What is asked: Read the records below and copy each line that contains "labels".

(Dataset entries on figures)
>>>>>

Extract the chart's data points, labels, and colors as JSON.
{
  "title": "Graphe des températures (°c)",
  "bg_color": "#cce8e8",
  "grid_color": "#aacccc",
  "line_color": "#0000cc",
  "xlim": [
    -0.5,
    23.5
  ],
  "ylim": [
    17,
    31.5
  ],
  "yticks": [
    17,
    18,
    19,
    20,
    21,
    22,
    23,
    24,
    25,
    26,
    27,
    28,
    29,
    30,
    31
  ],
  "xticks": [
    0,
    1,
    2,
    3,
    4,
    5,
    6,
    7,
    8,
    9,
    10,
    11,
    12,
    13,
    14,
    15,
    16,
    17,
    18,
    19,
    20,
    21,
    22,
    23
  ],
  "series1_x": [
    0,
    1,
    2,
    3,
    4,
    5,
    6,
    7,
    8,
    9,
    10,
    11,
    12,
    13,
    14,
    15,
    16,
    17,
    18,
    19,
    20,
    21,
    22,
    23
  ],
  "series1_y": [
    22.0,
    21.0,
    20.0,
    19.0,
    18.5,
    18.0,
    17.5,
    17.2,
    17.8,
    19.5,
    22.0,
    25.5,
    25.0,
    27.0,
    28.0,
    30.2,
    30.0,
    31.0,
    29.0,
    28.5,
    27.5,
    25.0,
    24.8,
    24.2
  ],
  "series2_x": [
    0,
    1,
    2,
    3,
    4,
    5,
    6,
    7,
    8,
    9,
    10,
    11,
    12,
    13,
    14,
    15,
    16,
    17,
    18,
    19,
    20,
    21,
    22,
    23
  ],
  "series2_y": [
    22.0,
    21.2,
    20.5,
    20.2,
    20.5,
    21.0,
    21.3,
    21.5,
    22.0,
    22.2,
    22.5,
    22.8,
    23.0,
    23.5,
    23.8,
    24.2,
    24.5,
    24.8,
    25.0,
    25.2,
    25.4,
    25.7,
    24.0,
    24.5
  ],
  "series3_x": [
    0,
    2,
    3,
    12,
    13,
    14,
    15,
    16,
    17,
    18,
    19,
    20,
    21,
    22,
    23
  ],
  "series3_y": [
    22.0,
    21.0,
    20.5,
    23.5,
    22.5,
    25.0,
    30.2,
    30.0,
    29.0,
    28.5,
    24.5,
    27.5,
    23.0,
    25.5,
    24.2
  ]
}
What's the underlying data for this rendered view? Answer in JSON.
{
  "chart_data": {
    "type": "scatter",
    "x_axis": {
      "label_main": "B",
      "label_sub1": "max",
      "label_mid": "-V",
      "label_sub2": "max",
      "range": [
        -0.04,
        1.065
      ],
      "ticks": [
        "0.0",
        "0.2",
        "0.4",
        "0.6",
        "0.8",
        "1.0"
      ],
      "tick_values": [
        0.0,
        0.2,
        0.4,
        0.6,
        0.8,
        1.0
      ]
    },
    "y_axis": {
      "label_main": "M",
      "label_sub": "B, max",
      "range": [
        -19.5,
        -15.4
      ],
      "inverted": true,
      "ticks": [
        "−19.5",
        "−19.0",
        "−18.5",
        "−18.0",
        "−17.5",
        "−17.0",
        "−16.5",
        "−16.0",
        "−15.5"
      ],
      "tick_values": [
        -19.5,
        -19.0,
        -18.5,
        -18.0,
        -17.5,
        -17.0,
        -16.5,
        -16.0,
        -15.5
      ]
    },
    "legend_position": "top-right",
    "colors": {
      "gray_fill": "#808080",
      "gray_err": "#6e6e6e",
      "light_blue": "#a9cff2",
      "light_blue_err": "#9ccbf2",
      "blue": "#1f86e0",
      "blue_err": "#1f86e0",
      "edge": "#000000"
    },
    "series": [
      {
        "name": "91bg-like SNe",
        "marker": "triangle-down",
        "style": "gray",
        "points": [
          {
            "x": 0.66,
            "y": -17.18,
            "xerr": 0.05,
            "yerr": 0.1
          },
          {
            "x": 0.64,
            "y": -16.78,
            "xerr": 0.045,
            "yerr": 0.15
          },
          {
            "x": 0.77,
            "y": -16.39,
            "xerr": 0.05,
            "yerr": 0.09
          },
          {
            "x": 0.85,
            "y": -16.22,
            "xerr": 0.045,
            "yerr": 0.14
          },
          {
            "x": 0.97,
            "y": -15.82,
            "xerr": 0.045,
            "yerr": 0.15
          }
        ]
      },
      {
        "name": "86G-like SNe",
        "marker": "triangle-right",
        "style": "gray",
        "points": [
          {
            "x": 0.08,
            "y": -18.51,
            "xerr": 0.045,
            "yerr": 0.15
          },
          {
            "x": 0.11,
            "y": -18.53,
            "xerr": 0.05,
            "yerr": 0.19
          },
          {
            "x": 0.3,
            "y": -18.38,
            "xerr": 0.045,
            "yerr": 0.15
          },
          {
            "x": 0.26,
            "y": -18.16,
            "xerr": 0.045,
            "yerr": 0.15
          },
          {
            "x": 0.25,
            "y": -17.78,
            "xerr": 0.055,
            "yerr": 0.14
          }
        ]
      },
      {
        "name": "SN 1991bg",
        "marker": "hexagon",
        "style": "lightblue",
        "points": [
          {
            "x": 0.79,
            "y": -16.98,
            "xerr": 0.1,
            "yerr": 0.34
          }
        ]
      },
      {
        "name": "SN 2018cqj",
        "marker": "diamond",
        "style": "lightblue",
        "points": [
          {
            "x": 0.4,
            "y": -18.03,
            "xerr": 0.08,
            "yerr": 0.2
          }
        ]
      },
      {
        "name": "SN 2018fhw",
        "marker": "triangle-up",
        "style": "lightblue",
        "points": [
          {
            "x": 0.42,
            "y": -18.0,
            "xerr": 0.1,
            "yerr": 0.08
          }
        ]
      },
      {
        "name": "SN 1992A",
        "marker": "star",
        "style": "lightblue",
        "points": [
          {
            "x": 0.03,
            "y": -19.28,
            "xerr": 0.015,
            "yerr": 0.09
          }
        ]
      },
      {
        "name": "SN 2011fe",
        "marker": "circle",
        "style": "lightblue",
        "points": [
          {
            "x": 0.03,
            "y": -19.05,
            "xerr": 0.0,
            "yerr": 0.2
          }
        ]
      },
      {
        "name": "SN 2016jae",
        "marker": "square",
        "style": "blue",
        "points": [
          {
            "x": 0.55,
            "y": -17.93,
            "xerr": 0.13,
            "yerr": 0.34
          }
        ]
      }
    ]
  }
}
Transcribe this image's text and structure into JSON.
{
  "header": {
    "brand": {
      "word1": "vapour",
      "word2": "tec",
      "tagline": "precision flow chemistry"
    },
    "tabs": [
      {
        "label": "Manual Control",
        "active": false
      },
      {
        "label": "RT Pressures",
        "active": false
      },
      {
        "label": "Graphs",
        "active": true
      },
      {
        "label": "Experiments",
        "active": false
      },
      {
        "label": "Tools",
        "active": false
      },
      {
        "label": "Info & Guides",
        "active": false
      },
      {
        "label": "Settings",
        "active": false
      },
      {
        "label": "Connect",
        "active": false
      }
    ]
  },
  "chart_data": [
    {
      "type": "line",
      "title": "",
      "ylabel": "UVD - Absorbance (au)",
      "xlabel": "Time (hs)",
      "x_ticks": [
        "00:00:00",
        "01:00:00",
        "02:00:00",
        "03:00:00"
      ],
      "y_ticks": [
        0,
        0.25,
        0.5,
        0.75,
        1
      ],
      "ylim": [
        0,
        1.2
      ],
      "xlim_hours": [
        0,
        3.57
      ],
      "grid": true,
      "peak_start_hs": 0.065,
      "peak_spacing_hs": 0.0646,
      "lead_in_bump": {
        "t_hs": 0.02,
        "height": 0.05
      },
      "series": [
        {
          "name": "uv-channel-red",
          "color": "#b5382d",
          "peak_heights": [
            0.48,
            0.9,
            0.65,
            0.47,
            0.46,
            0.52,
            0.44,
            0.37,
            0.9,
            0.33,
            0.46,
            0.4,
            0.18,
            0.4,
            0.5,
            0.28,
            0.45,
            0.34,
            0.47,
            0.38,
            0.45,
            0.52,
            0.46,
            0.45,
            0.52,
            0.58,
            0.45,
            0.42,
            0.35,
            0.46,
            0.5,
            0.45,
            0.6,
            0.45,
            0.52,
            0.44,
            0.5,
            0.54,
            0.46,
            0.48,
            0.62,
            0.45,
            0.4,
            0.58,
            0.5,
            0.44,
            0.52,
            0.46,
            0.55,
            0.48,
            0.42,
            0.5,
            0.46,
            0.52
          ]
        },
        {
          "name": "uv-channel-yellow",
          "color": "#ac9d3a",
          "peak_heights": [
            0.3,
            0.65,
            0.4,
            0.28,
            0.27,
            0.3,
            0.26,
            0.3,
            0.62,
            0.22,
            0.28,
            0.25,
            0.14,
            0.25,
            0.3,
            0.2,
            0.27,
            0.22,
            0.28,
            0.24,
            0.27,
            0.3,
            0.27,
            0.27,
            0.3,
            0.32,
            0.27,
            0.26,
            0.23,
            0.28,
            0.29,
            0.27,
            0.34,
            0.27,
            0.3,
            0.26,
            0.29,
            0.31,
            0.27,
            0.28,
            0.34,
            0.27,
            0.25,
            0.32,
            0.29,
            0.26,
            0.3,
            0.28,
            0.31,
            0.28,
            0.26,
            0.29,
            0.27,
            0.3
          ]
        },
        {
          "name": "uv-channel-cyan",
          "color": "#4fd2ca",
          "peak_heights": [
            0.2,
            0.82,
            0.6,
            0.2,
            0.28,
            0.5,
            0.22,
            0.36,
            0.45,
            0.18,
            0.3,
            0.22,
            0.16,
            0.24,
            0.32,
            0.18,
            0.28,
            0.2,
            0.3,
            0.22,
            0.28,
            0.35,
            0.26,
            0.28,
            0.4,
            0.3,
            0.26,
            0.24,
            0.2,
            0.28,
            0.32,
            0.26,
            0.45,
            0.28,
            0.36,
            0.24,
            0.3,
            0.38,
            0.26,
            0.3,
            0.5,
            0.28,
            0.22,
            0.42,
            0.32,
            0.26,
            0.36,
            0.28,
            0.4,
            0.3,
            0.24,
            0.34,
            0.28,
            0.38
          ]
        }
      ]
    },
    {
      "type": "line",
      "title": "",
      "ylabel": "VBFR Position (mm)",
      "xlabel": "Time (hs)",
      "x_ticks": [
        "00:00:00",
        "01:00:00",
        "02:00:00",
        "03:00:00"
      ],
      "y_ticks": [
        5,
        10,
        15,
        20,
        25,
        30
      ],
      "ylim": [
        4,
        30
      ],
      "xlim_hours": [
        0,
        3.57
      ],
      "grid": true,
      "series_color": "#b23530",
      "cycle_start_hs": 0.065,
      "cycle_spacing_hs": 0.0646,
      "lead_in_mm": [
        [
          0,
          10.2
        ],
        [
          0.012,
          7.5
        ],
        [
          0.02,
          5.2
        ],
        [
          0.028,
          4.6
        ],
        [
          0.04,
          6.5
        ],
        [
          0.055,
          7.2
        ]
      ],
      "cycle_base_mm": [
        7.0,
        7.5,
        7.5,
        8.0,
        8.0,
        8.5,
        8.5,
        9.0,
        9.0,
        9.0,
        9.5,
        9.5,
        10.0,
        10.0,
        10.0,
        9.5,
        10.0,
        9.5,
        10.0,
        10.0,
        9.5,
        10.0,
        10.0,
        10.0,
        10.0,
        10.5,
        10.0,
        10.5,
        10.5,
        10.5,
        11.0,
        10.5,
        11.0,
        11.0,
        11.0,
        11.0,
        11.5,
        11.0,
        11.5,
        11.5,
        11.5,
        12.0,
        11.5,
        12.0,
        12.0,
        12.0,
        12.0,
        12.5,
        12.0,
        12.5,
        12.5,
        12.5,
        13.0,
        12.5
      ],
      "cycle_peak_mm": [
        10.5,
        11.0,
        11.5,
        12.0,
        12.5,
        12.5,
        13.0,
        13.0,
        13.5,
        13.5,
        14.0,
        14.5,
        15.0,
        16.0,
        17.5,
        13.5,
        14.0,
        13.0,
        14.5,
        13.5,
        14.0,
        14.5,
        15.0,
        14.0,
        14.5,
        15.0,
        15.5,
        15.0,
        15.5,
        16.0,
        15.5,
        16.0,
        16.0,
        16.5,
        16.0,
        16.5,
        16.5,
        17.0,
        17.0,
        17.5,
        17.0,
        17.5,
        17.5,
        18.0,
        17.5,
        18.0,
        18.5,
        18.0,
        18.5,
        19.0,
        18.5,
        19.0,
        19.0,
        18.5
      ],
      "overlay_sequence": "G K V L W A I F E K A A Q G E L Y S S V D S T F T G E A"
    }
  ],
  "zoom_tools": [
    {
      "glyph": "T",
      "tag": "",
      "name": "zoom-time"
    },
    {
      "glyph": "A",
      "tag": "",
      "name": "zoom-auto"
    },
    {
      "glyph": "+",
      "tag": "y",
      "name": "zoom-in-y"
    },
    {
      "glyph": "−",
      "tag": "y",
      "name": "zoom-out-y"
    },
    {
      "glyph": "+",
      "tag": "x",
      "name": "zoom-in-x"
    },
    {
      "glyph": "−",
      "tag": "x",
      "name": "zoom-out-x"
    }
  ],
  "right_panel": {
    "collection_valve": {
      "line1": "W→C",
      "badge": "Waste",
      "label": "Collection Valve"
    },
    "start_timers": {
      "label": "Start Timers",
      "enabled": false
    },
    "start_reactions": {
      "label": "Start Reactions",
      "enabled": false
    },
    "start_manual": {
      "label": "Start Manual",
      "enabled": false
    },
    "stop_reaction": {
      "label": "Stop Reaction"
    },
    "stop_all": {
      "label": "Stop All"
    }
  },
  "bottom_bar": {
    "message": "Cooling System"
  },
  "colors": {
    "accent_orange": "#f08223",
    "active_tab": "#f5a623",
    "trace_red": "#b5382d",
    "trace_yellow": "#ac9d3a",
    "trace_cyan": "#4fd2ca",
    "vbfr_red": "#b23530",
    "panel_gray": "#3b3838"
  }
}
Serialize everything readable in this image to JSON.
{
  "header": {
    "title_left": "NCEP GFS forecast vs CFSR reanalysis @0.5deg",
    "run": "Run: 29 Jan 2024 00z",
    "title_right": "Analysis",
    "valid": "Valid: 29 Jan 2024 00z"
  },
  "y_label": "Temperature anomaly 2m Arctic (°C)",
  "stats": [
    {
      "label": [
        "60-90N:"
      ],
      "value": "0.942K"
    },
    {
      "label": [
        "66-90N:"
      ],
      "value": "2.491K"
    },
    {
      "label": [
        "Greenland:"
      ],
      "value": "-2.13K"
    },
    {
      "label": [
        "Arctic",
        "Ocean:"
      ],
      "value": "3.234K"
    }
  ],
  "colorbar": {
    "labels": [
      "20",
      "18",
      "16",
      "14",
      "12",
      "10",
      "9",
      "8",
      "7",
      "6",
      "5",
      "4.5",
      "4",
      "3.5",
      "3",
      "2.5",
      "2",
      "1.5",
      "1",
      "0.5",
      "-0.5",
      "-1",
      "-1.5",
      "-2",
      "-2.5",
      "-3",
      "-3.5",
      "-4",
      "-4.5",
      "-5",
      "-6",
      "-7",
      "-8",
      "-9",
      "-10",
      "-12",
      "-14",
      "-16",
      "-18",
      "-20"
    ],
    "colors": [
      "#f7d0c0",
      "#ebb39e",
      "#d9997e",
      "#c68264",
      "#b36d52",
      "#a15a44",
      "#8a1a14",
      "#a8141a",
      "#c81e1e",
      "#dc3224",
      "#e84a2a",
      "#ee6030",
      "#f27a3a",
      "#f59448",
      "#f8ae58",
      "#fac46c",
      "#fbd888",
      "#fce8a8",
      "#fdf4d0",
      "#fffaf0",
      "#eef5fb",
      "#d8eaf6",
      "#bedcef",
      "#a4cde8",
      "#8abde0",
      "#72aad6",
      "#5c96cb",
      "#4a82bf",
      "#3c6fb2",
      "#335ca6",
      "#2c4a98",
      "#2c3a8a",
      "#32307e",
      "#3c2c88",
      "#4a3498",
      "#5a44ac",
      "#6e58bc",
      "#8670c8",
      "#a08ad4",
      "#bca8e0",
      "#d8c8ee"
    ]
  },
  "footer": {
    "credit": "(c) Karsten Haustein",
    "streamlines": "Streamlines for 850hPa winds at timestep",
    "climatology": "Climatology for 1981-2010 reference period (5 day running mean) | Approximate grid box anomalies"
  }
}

<<<<<

Result of this exercise:
Extract the chart's data points, labels, and colors as JSON.
    "labels": [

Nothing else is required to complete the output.